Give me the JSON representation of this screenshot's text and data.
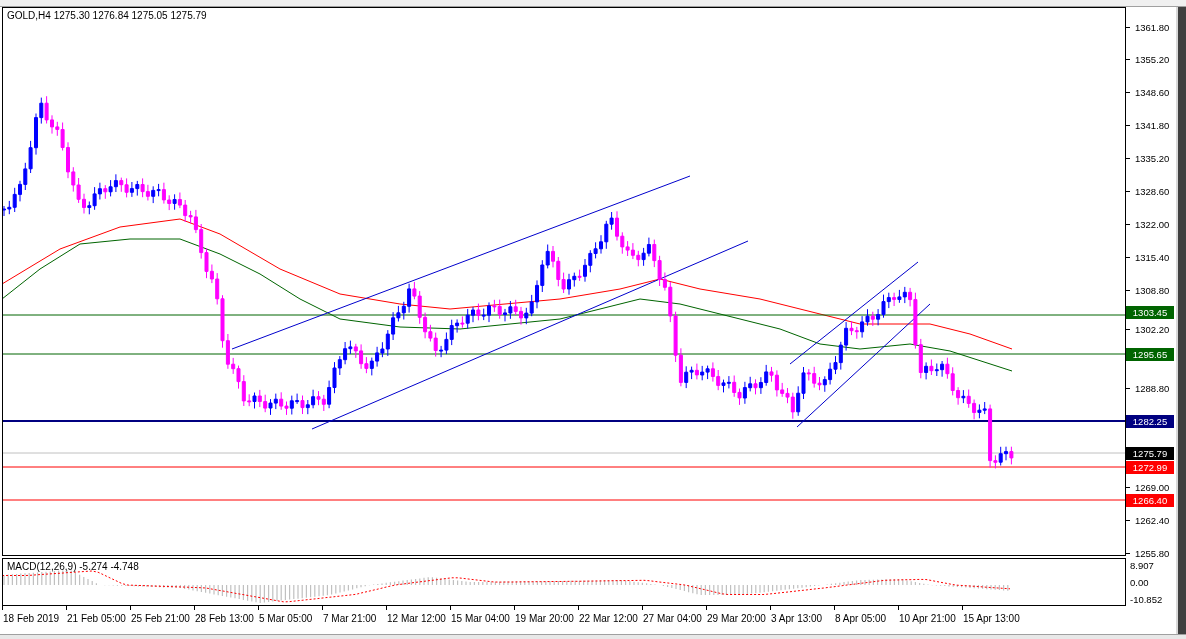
{
  "chart_header": "GOLD,H4  1275.30 1276.84 1275.05 1275.79",
  "price_axis": [
    "1361.80",
    "1355.20",
    "1348.60",
    "1341.80",
    "1335.20",
    "1328.60",
    "1322.00",
    "1315.40",
    "1308.80",
    "1302.20",
    "1288.80",
    "1269.00",
    "1262.40",
    "1255.80"
  ],
  "price_levels": [
    {
      "label": "1303.45",
      "kind": "level",
      "color": "#006400"
    },
    {
      "label": "1295.65",
      "kind": "level",
      "color": "#006400"
    },
    {
      "label": "1282.25",
      "kind": "level",
      "color": "#000080"
    },
    {
      "label": "1275.79",
      "kind": "price",
      "color": "#000000"
    },
    {
      "label": "1272.99",
      "kind": "level",
      "color": "#ff0000"
    },
    {
      "label": "1266.40",
      "kind": "level",
      "color": "#ff0000"
    }
  ],
  "macd": {
    "title": "MACD(12,26,9) -5.274 -4.748",
    "axis": [
      "8.907",
      "0.00",
      "-10.852"
    ]
  },
  "time_axis": [
    "18 Feb 2019",
    "21 Feb 05:00",
    "25 Feb 21:00",
    "28 Feb 13:00",
    "5 Mar 05:00",
    "7 Mar 21:00",
    "12 Mar 12:00",
    "15 Mar 04:00",
    "19 Mar 20:00",
    "22 Mar 12:00",
    "27 Mar 04:00",
    "29 Mar 20:00",
    "3 Apr 13:00",
    "8 Apr 05:00",
    "10 Apr 21:00",
    "15 Apr 13:00"
  ]
}
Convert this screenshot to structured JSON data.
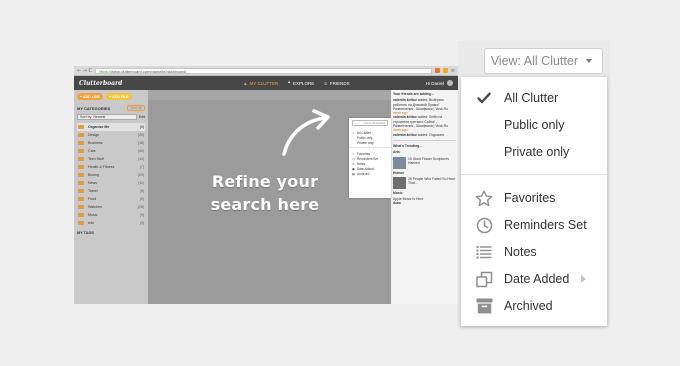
{
  "browser": {
    "nav_glyphs": "← → C",
    "url_secure": "https://",
    "url_rest": "www.clutterboard.com/danielle/dashboard/",
    "app_logo": "Clutterboard",
    "menu": [
      "MY CLUTTER",
      "EXPLORE",
      "FRIENDS"
    ],
    "user_name": "Hi Daniel",
    "add_link_label": "+ ADD LINK",
    "add_file_label": "+ ADD FILE",
    "categories_title": "MY CATEGORIES",
    "view_all_label": "View All",
    "sort_label": "Sort by: Newest",
    "edit_label": "Edit",
    "categories": [
      {
        "name": "Organize Me",
        "count": "(0)"
      },
      {
        "name": "Design",
        "count": "(26)"
      },
      {
        "name": "Business",
        "count": "(18)"
      },
      {
        "name": "Cars",
        "count": "(40)"
      },
      {
        "name": "Tech Stuff",
        "count": "(14)"
      },
      {
        "name": "Health & Fitness",
        "count": "(7)"
      },
      {
        "name": "Boxing",
        "count": "(20)"
      },
      {
        "name": "News",
        "count": "(11)"
      },
      {
        "name": "Travel",
        "count": "(5)"
      },
      {
        "name": "Food",
        "count": "(0)"
      },
      {
        "name": "Watches",
        "count": "(26)"
      },
      {
        "name": "Music",
        "count": "(9)"
      },
      {
        "name": "Info",
        "count": "(3)"
      }
    ],
    "tags_title": "MY TAGS",
    "right_panel": {
      "friends_heading": "Your friends are adding...",
      "feed_1_user": "valentin.kirilov",
      "feed_1_text": "added: Выйграть работать на Домовой Прямо! Развлечения - Шкафчики | Vosk.Ru",
      "feed_1_time": "week ago",
      "feed_2_user": "valentin.kirilov",
      "feed_2_text": "added: Seifin na строителя третьего Сайта! - Развлечения - Шкафчики | Vosk.Ru",
      "feed_2_time": "week ago",
      "feed_3_user": "valentin.kirilov",
      "feed_3_text": "added: Отдыхать",
      "trending_heading": "What's Trending...",
      "trend_1_category": "Arts",
      "trend_1_title": "15 Giant Flower Sculptures Hanked",
      "trend_2_category": "Humor",
      "trend_2_title": "25 People Who Failed So Hard That...",
      "trend_3_category": "Music",
      "trend_3_title": "Apple Music Is Here",
      "trend_4_category": "Auto"
    },
    "mini_menu": {
      "button": "View: All Clutter",
      "items": [
        "All Clutter",
        "Public only",
        "Private only",
        "Favorites",
        "Reminders Set",
        "Notes",
        "Date Added",
        "Archived"
      ]
    }
  },
  "callout": {
    "line1": "Refine your",
    "line2": "search here"
  },
  "dropdown": {
    "button_label": "View: All Clutter",
    "visibility_options": [
      {
        "label": "All Clutter",
        "icon": "checkmark-icon",
        "selected": true
      },
      {
        "label": "Public only",
        "icon": "",
        "selected": false
      },
      {
        "label": "Private only",
        "icon": "",
        "selected": false
      }
    ],
    "filter_options": [
      {
        "label": "Favorites",
        "icon": "star-icon"
      },
      {
        "label": "Reminders Set",
        "icon": "clock-icon"
      },
      {
        "label": "Notes",
        "icon": "notes-icon"
      },
      {
        "label": "Date Added",
        "icon": "date-added-icon",
        "has_submenu": true
      },
      {
        "label": "Archived",
        "icon": "archive-icon"
      }
    ]
  },
  "colors": {
    "page_background": "#efefef",
    "accent_orange": "#f0a13c",
    "menu_text": "#333333",
    "button_text": "#8a8a8a",
    "icon_gray": "#8f8f8f"
  }
}
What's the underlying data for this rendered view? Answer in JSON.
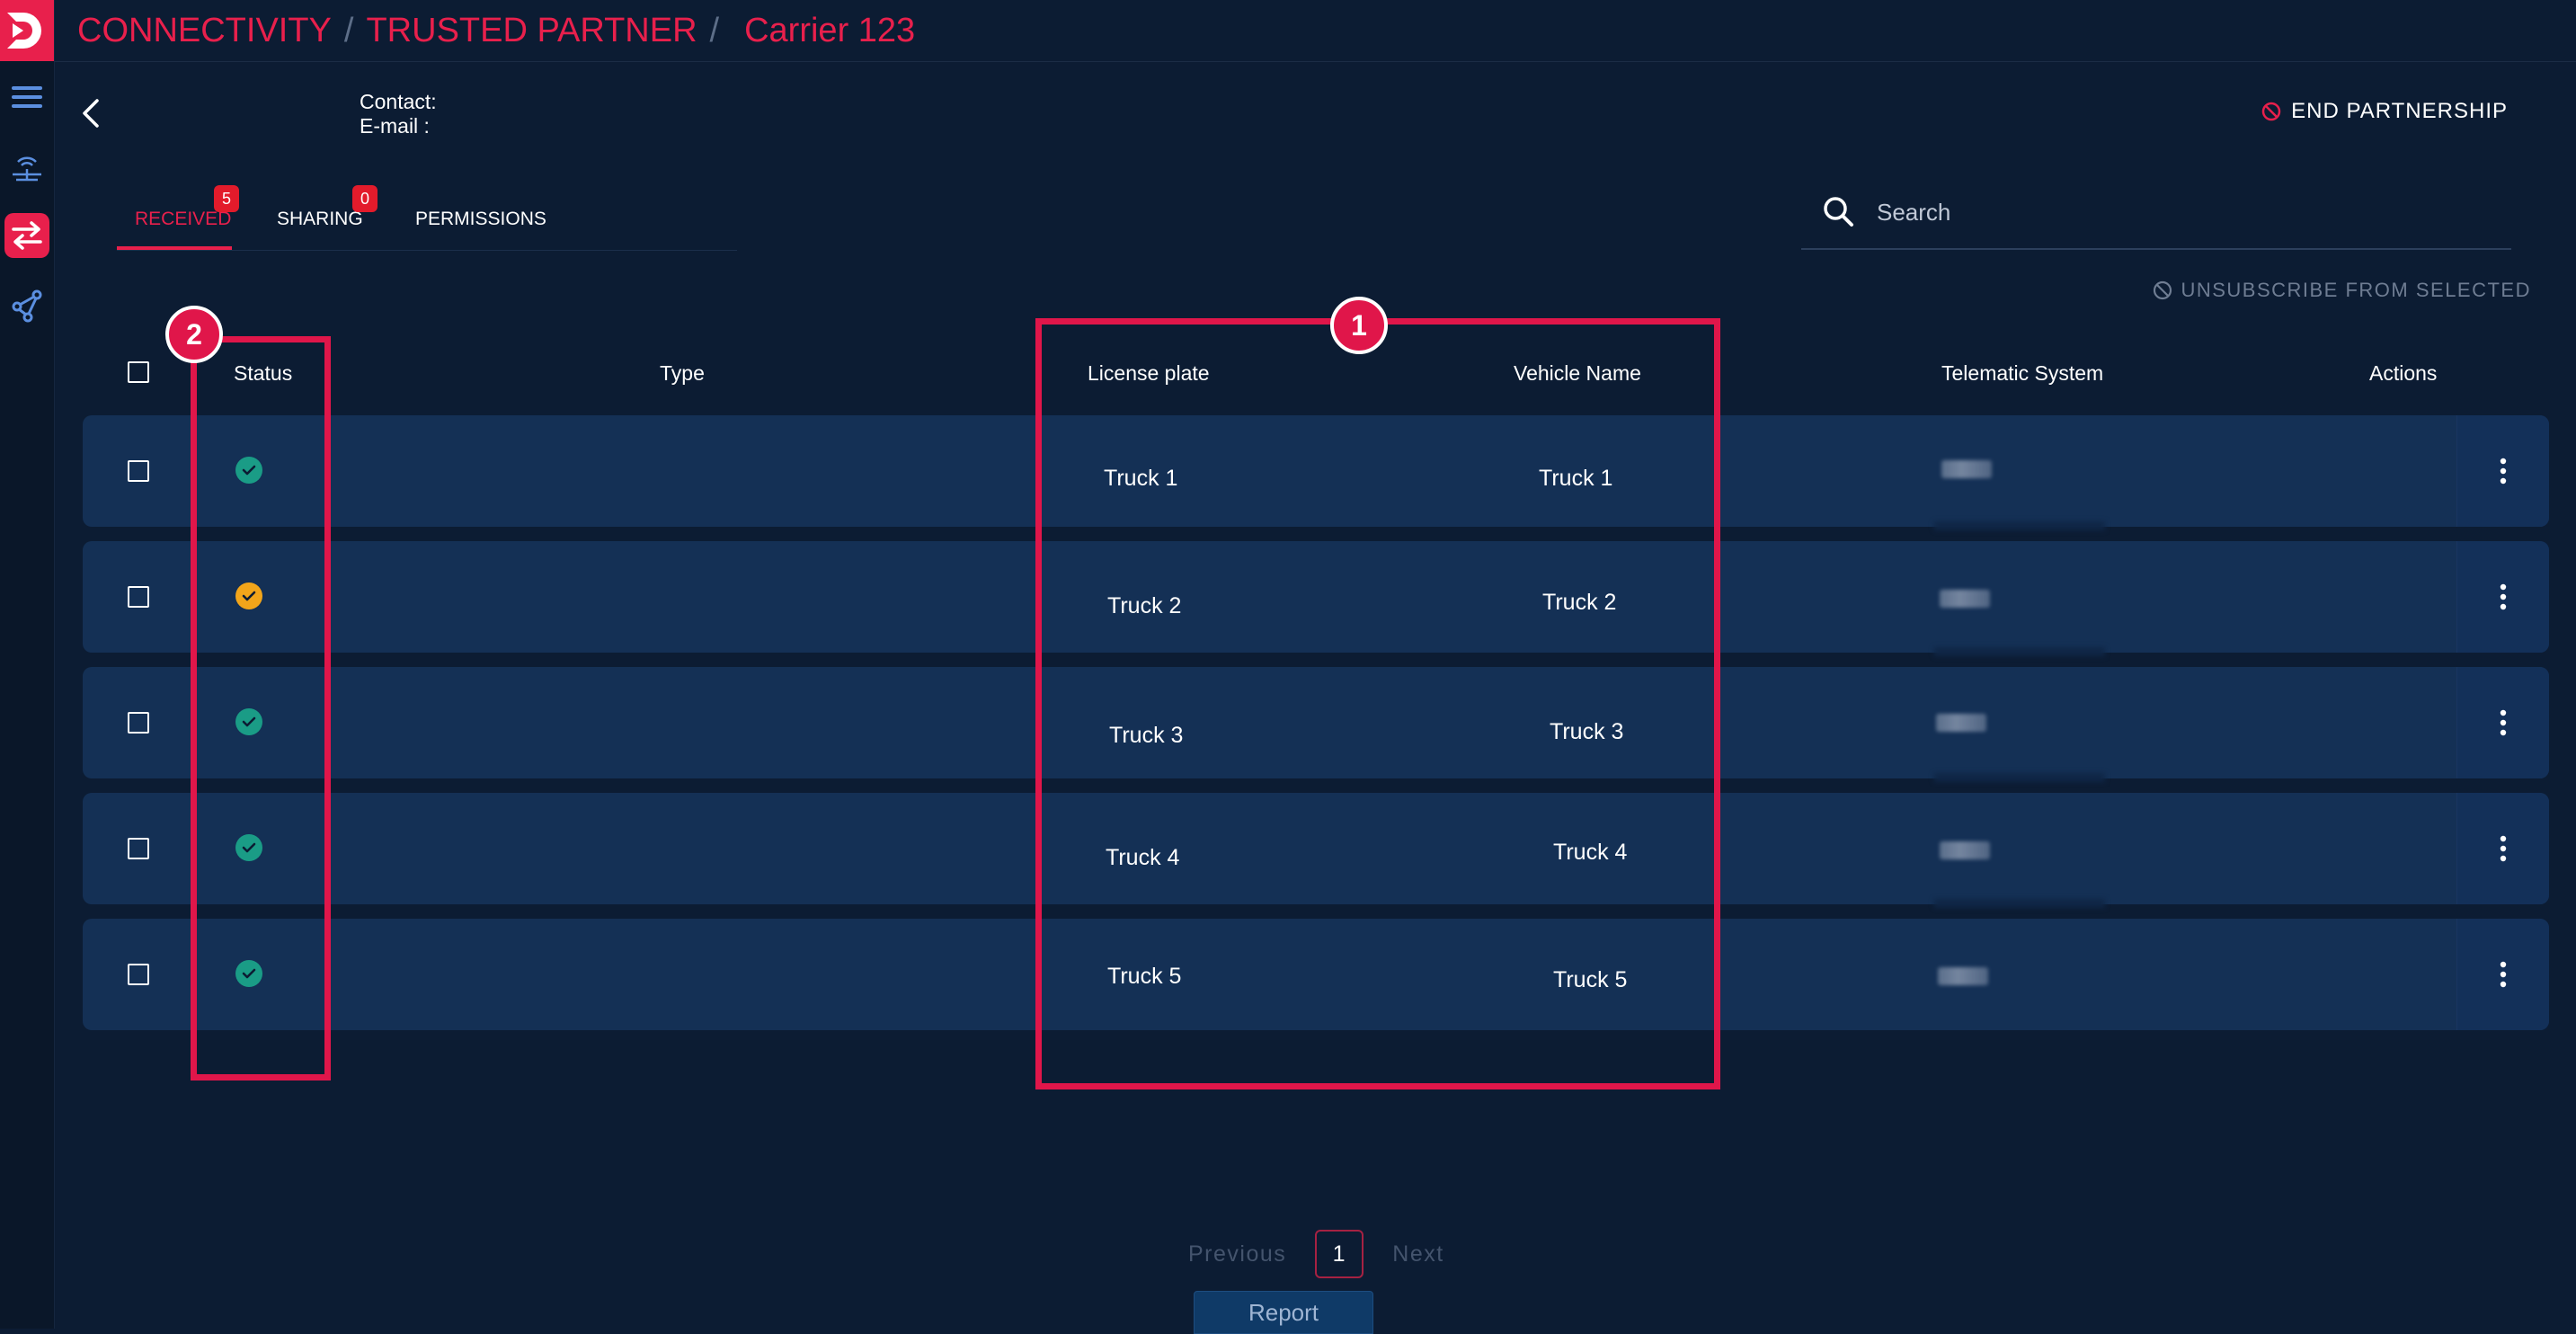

──────────

- Exercise task -
With the pictures left out, transcribe the material exactly.

- Final result -
Give me the JSON representation of this screenshot's text and data.
{
  "chart_header": "GOLD,H4  1275.30 1276.84 1275.05 1275.79",
  "price_axis": [
    "1361.80",
    "1355.20",
    "1348.60",
    "1341.80",
    "1335.20",
    "1328.60",
    "1322.00",
    "1315.40",
    "1308.80",
    "1302.20",
    "1288.80",
    "1269.00",
    "1262.40",
    "1255.80"
  ],
  "price_levels": [
    {
      "label": "1303.45",
      "kind": "level",
      "color": "#006400"
    },
    {
      "label": "1295.65",
      "kind": "level",
      "color": "#006400"
    },
    {
      "label": "1282.25",
      "kind": "level",
      "color": "#000080"
    },
    {
      "label": "1275.79",
      "kind": "price",
      "color": "#000000"
    },
    {
      "label": "1272.99",
      "kind": "level",
      "color": "#ff0000"
    },
    {
      "label": "1266.40",
      "kind": "level",
      "color": "#ff0000"
    }
  ],
  "macd": {
    "title": "MACD(12,26,9) -5.274 -4.748",
    "axis": [
      "8.907",
      "0.00",
      "-10.852"
    ]
  },
  "time_axis": [
    "18 Feb 2019",
    "21 Feb 05:00",
    "25 Feb 21:00",
    "28 Feb 13:00",
    "5 Mar 05:00",
    "7 Mar 21:00",
    "12 Mar 12:00",
    "15 Mar 04:00",
    "19 Mar 20:00",
    "22 Mar 12:00",
    "27 Mar 04:00",
    "29 Mar 20:00",
    "3 Apr 13:00",
    "8 Apr 05:00",
    "10 Apr 21:00",
    "15 Apr 13:00"
  ]
}
Convert this screenshot to structured JSON data.
{
  "browser": {
    "nav_glyphs": "← → C",
    "url_secure": "https://",
    "url_rest": "www.clutterboard.com/danielle/dashboard/",
    "app_logo": "Clutterboard",
    "menu": [
      "MY CLUTTER",
      "EXPLORE",
      "FRIENDS"
    ],
    "user_name": "Hi Daniel",
    "add_link_label": "+ ADD LINK",
    "add_file_label": "+ ADD FILE",
    "categories_title": "MY CATEGORIES",
    "view_all_label": "View All",
    "sort_label": "Sort by: Newest",
    "edit_label": "Edit",
    "categories": [
      {
        "name": "Organize Me",
        "count": "(0)"
      },
      {
        "name": "Design",
        "count": "(26)"
      },
      {
        "name": "Business",
        "count": "(18)"
      },
      {
        "name": "Cars",
        "count": "(40)"
      },
      {
        "name": "Tech Stuff",
        "count": "(14)"
      },
      {
        "name": "Health & Fitness",
        "count": "(7)"
      },
      {
        "name": "Boxing",
        "count": "(20)"
      },
      {
        "name": "News",
        "count": "(11)"
      },
      {
        "name": "Travel",
        "count": "(5)"
      },
      {
        "name": "Food",
        "count": "(0)"
      },
      {
        "name": "Watches",
        "count": "(26)"
      },
      {
        "name": "Music",
        "count": "(9)"
      },
      {
        "name": "Info",
        "count": "(3)"
      }
    ],
    "tags_title": "MY TAGS",
    "right_panel": {
      "friends_heading": "Your friends are adding...",
      "feed_1_user": "valentin.kirilov",
      "feed_1_text": "added: Выйграть работать на Домовой Прямо! Развлечения - Шкафчики | Vosk.Ru",
      "feed_1_time": "week ago",
      "feed_2_user": "valentin.kirilov",
      "feed_2_text": "added: Seifin na строителя третьего Сайта! - Развлечения - Шкафчики | Vosk.Ru",
      "feed_2_time": "week ago",
      "feed_3_user": "valentin.kirilov",
      "feed_3_text": "added: Отдыхать",
      "trending_heading": "What's Trending...",
      "trend_1_category": "Arts",
      "trend_1_title": "15 Giant Flower Sculptures Hanked",
      "trend_2_category": "Humor",
      "trend_2_title": "25 People Who Failed So Hard That...",
      "trend_3_category": "Music",
      "trend_3_title": "Apple Music Is Here",
      "trend_4_category": "Auto"
    },
    "mini_menu": {
      "button": "View: All Clutter",
      "items": [
        "All Clutter",
        "Public only",
        "Private only",
        "Favorites",
        "Reminders Set",
        "Notes",
        "Date Added",
        "Archived"
      ]
    }
  },
  "callout": {
    "line1": "Refine your",
    "line2": "search here"
  },
  "dropdown": {
    "button_label": "View: All Clutter",
    "visibility_options": [
      {
        "label": "All Clutter",
        "icon": "checkmark-icon",
        "selected": true
      },
      {
        "label": "Public only",
        "icon": "",
        "selected": false
      },
      {
        "label": "Private only",
        "icon": "",
        "selected": false
      }
    ],
    "filter_options": [
      {
        "label": "Favorites",
        "icon": "star-icon"
      },
      {
        "label": "Reminders Set",
        "icon": "clock-icon"
      },
      {
        "label": "Notes",
        "icon": "notes-icon"
      },
      {
        "label": "Date Added",
        "icon": "date-added-icon",
        "has_submenu": true
      },
      {
        "label": "Archived",
        "icon": "archive-icon"
      }
    ]
  },
  "colors": {
    "page_background": "#efefef",
    "accent_orange": "#f0a13c",
    "menu_text": "#333333",
    "button_text": "#8a8a8a",
    "icon_gray": "#8f8f8f"
  }
}
What's the underlying data for this rendered view? Answer in JSON.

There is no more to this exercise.